Extract the records in full, leaving every picture out.

Begin INFORMATION GIVEN

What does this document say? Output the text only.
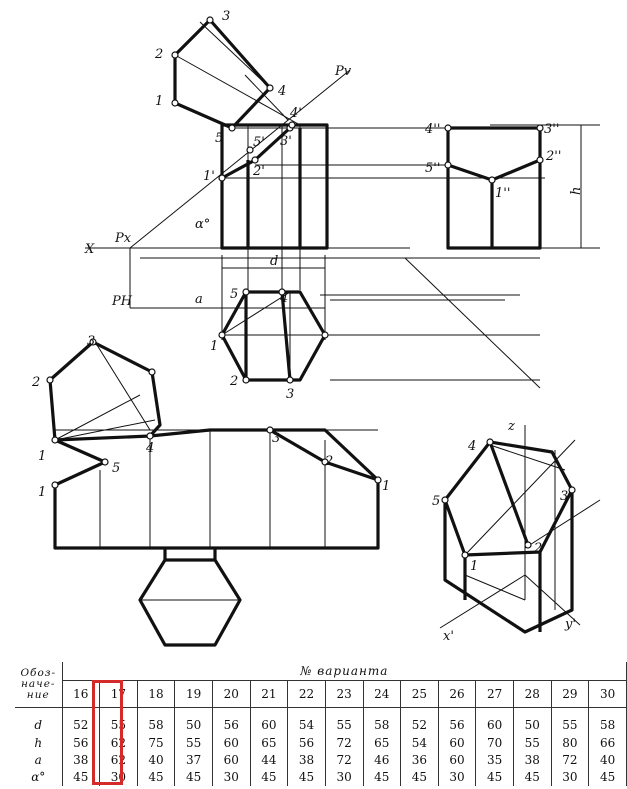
Pv
Px
PH
X
α°
d
a
h
1'	2'
3'
4'
5'
1
2
3
4
5
1''
2''
3''
4''
5''
1
2
3
4
5
1
1	1
2
2
3
3
4
5
1
2
3
4
5
z
x'
y'
Обоз-
наче-
ние	№ варианта														
	16	17	18	19	20	21	22	23	24	25	26	27	28	29	30
d	52	55	58	50	56	60	54	55	58	52	56	60	50	55	58
h	56	62	75	55	60	65	56	72	65	54	60	70	55	80	66
a	38	62	40	37	60	44	38	72	46	36	60	35	38	72	40
α°	45	30	45	45	30	45	45	30	45	45	30	45	45	30	45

End INFORMATION GIVEN

# RESPONSE
What does this document say? Output the text only.
Pv
Px
PH
X
α°
d
a
h
1'	2'
3'
4'
5'
1
2
3
4
5
1''
2''
3''
4''
5''
1
2
3
4
5
1
1	1
2
2
3
3
4
5
1
2
3
4
5
z
x'
y'
Обоз-
наче-
ние	№ варианта														
	16	17	18	19	20	21	22	23	24	25	26	27	28	29	30
d	52	55	58	50	56	60	54	55	58	52	56	60	50	55	58
h	56	62	75	55	60	65	56	72	65	54	60	70	55	80	66
a	38	62	40	37	60	44	38	72	46	36	60	35	38	72	40
α°	45	30	45	45	30	45	45	30	45	45	30	45	45	30	45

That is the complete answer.